TO BE DONE
Answer these from the LCLS passage below.
(a) What wavelength of light does LCLS produce?
(b) Over how many days is a typical LCLS experiment conducted?
(c) Up to how much raw data can a single experiment collect?

The LINAC Coherent Light Source (LCLS) is the world's first hard x-ray laser. A $1bn instrument, LCLS produces light that is bright enough (1012 photons), fast enough (~20 fs pulses), and of the right wavelength (~1 Å) to image chemistry, biomolecules, plasmas, and materials. Check out the LCLS youtube feed for some highlights of the science done at LCLS.

Typical experiments at LCLS are conduced over the course of 5 days by outside user groups. Users arrive and work together in intense 12-hour shifts to make their one-off experiments work. Two new experiments every week are typical. During a single experiment, up to order 100 TB of raw data will be collected in the form of images, vectors, and scalars. Making sense of all that data is a major challenge. The SLAC ML initiative aims to deploy the latest ML technology to help maximize the science potential of LCLS.

DATA LINES
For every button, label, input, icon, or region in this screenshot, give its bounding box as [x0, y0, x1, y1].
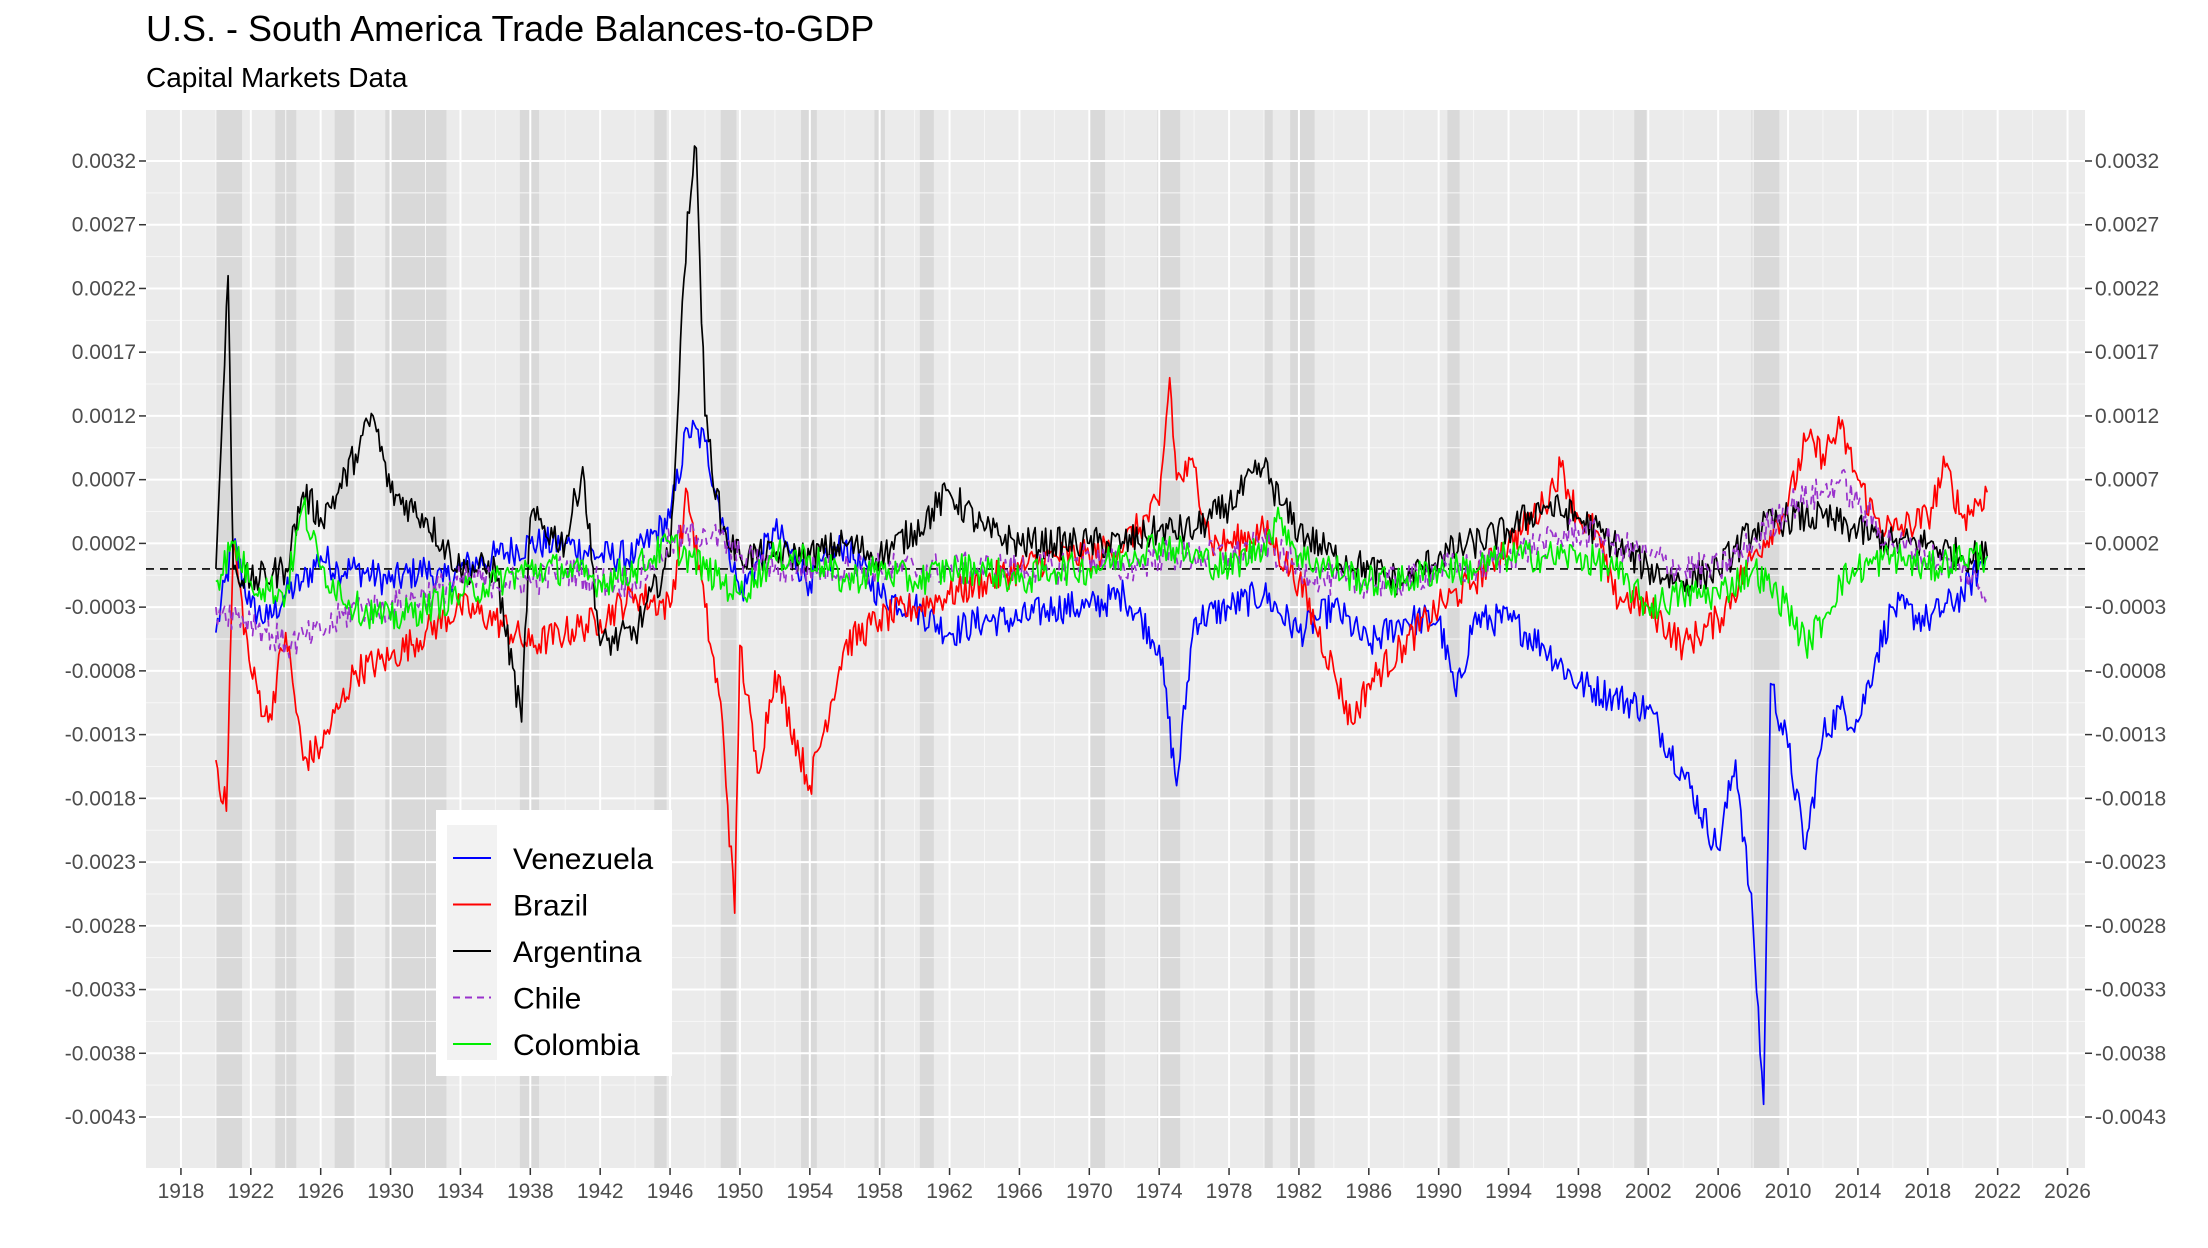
y-tick-label-right: -0.0043: [2095, 1106, 2166, 1129]
x-tick-label: 2002: [1625, 1180, 1672, 1203]
y-tick-label: -0.0038: [65, 1042, 136, 1065]
x-tick-label: 1922: [227, 1180, 274, 1203]
y-tick-label-right: -0.0018: [2095, 787, 2166, 810]
y-tick-label: -0.0008: [65, 660, 136, 683]
y-tick-label-right: 0.0027: [2095, 214, 2159, 237]
x-tick-label: 1950: [717, 1180, 764, 1203]
y-tick-label-right: -0.0028: [2095, 915, 2166, 938]
x-tick-label: 1986: [1345, 1180, 1392, 1203]
x-tick-label: 1946: [647, 1180, 694, 1203]
y-tick-label-right: -0.0023: [2095, 851, 2166, 874]
x-tick-label: 2014: [1835, 1180, 1882, 1203]
x-tick-label: 1934: [437, 1180, 484, 1203]
y-tick-label: -0.0043: [65, 1106, 136, 1129]
y-tick-label-right: 0.0022: [2095, 277, 2159, 300]
x-tick-label: 2026: [2044, 1180, 2091, 1203]
legend-label-chile: Chile: [513, 983, 581, 1016]
x-tick-label: 1930: [367, 1180, 414, 1203]
series-line-colombia: [215, 497, 1988, 659]
legend-key-background: [447, 825, 497, 1060]
y-tick-label-right: -0.0008: [2095, 660, 2166, 683]
y-axis-left: 0.0032 0.0027 0.0022 0.0017 0.0012 0.0007 0.00…: [65, 150, 146, 1129]
x-tick-label: 1994: [1485, 1180, 1532, 1203]
x-tick-label: 2010: [1765, 1180, 1812, 1203]
y-tick-label-right: -0.0003: [2095, 596, 2166, 619]
x-tick-label: 2006: [1695, 1180, 1742, 1203]
x-tick-label: 2022: [1974, 1180, 2021, 1203]
y-tick-label: -0.0028: [65, 915, 136, 938]
x-tick-label: 1990: [1415, 1180, 1462, 1203]
y-tick-label-right: -0.0013: [2095, 724, 2166, 747]
x-tick-label: 1974: [1136, 1180, 1183, 1203]
legend-label-venezuela: Venezuela: [513, 843, 653, 876]
legend: Venezuela Brazil Argentina Chile Colombia: [436, 810, 672, 1076]
y-tick-label: 0.0012: [72, 405, 136, 428]
x-tick-label: 1998: [1555, 1180, 1602, 1203]
legend-label-colombia: Colombia: [513, 1029, 640, 1062]
y-tick-label: -0.0033: [65, 979, 136, 1002]
x-tick-label: 1942: [577, 1180, 624, 1203]
y-tick-label: -0.0018: [65, 787, 136, 810]
x-tick-label: 1918: [158, 1180, 205, 1203]
x-axis: 1918 1922 1926 1930 1934 1938 1942 1946 1950 1954…: [158, 1168, 2091, 1203]
y-tick-label-right: 0.0032: [2095, 150, 2159, 173]
series-layer: [215, 145, 1989, 1106]
y-tick-label: 0.0022: [72, 277, 136, 300]
chart-subtitle: Capital Markets Data: [146, 62, 408, 93]
x-tick-label: 1970: [1066, 1180, 1113, 1203]
legend-entries: Venezuela Brazil Argentina Chile Colombia: [453, 843, 653, 1062]
y-axis-right: 0.0032 0.0027 0.0022 0.0017 0.0012 0.0007 0.00…: [2085, 150, 2166, 1129]
y-tick-label: 0.0007: [72, 469, 136, 492]
series-line-brazil: [215, 376, 1989, 914]
y-tick-label-right: 0.0017: [2095, 341, 2159, 364]
y-tick-label: -0.0013: [65, 724, 136, 747]
y-tick-label: -0.0003: [65, 596, 136, 619]
y-tick-label-right: -0.0038: [2095, 1042, 2166, 1065]
x-tick-label: 1958: [856, 1180, 903, 1203]
y-tick-label-right: 0.0002: [2095, 532, 2159, 555]
y-tick-label: 0.0032: [72, 150, 136, 173]
x-tick-label: 1982: [1276, 1180, 1323, 1203]
x-tick-label: 2018: [1904, 1180, 1951, 1203]
y-tick-label: 0.0027: [72, 214, 136, 237]
x-tick-label: 1926: [297, 1180, 344, 1203]
x-tick-label: 1978: [1206, 1180, 1253, 1203]
chart-title: U.S. - South America Trade Balances-to-G…: [146, 8, 875, 49]
y-tick-label: 0.0017: [72, 341, 136, 364]
x-tick-label: 1938: [507, 1180, 554, 1203]
y-tick-label-right: 0.0012: [2095, 405, 2159, 428]
x-tick-label: 1966: [996, 1180, 1043, 1203]
x-tick-label: 1954: [786, 1180, 833, 1203]
y-tick-label-right: 0.0007: [2095, 469, 2159, 492]
series-line-chile: [215, 468, 1989, 659]
legend-label-argentina: Argentina: [513, 936, 642, 969]
series-line-venezuela: [215, 419, 1988, 1106]
y-tick-label-right: -0.0033: [2095, 979, 2166, 1002]
legend-label-brazil: Brazil: [513, 890, 588, 923]
x-tick-label: 1962: [926, 1180, 973, 1203]
y-tick-label: -0.0023: [65, 851, 136, 874]
y-tick-label: 0.0002: [72, 532, 136, 555]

WRITTEN ANSWER
(a) About 1 Å.
(b) Five days.
(c) Up to order 100 TB.